Information supplied =
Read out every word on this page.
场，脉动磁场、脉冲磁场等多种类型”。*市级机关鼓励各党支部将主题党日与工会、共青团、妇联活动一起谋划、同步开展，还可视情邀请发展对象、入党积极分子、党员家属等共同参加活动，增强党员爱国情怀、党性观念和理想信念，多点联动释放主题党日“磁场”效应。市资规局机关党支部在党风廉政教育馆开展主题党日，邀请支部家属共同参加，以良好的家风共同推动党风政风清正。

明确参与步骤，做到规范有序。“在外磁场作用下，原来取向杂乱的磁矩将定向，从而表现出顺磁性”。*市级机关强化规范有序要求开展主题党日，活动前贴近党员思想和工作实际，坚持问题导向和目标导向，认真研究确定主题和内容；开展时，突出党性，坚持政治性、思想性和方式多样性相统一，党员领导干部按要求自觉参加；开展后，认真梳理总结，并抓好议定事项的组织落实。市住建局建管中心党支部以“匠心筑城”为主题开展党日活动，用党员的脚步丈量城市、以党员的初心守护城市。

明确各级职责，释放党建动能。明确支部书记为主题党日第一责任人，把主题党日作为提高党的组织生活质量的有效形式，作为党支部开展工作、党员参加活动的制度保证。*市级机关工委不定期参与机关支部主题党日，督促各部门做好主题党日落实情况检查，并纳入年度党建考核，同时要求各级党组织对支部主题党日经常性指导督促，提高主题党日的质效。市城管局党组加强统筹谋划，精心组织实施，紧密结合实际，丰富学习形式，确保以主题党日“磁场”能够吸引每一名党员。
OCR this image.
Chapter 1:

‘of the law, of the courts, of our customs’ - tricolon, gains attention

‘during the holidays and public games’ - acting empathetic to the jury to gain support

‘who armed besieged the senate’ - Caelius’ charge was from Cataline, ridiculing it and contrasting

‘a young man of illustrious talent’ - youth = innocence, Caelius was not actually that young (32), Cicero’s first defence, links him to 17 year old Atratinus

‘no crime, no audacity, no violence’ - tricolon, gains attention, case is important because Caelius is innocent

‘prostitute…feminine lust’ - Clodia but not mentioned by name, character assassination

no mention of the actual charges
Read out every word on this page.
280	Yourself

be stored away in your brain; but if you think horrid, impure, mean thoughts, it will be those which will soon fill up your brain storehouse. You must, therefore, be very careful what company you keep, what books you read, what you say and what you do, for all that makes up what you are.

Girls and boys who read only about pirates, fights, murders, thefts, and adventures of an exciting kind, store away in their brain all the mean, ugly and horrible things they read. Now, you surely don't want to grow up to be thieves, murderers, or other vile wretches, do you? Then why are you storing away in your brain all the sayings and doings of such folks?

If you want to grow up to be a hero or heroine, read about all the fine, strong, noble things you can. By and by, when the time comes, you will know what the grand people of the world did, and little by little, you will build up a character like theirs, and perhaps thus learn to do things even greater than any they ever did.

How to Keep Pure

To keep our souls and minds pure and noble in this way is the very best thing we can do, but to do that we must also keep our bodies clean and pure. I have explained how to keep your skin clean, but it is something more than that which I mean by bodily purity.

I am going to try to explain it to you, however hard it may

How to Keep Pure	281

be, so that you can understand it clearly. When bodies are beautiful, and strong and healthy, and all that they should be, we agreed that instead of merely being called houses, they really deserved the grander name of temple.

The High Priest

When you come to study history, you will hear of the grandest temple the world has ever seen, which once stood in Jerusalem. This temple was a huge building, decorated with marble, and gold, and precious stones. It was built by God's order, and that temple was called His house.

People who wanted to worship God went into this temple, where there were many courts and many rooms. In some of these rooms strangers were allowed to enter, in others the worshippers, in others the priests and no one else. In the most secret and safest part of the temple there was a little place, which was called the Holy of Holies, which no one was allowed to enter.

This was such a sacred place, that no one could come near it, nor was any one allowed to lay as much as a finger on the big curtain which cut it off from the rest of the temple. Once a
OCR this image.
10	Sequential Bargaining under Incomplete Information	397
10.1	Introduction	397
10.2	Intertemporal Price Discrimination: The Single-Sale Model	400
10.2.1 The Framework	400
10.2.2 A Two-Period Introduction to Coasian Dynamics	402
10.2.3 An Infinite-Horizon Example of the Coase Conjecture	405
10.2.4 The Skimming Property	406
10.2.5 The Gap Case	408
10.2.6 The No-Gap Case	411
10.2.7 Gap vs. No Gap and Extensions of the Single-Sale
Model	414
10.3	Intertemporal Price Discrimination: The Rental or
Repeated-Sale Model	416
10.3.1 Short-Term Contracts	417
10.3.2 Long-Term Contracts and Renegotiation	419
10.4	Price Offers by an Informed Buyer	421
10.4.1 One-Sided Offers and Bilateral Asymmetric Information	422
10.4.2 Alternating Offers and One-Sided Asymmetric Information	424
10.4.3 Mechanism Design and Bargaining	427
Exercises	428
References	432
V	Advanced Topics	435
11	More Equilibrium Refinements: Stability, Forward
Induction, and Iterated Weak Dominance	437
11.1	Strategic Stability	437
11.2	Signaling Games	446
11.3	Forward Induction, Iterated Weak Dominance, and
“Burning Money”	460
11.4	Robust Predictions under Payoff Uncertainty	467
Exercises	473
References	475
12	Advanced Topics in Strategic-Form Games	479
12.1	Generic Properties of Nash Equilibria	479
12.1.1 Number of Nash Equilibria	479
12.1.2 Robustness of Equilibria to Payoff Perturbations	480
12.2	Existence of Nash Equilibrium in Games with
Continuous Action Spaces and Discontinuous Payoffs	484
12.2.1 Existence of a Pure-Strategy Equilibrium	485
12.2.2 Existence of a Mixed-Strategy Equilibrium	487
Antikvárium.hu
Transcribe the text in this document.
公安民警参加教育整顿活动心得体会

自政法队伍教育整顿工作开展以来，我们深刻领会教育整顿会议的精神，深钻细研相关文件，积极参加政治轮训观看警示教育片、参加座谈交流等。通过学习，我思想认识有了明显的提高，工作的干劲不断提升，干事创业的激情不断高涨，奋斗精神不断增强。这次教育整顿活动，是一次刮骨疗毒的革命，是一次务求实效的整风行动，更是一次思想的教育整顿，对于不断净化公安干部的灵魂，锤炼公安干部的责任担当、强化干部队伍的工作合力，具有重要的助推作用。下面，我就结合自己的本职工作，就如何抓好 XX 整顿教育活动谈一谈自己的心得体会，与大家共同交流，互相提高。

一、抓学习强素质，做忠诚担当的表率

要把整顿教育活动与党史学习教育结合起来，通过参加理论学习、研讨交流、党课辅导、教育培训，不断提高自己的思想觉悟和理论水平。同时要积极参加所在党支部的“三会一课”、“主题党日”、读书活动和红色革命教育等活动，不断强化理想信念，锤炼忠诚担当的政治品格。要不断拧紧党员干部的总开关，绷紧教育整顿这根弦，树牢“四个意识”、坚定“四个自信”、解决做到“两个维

Work to complete = Return every line containing "Advanced".

Answer to the exercise =
V	Advanced Topics	435
12	Advanced Topics in Strategic-Form Games	479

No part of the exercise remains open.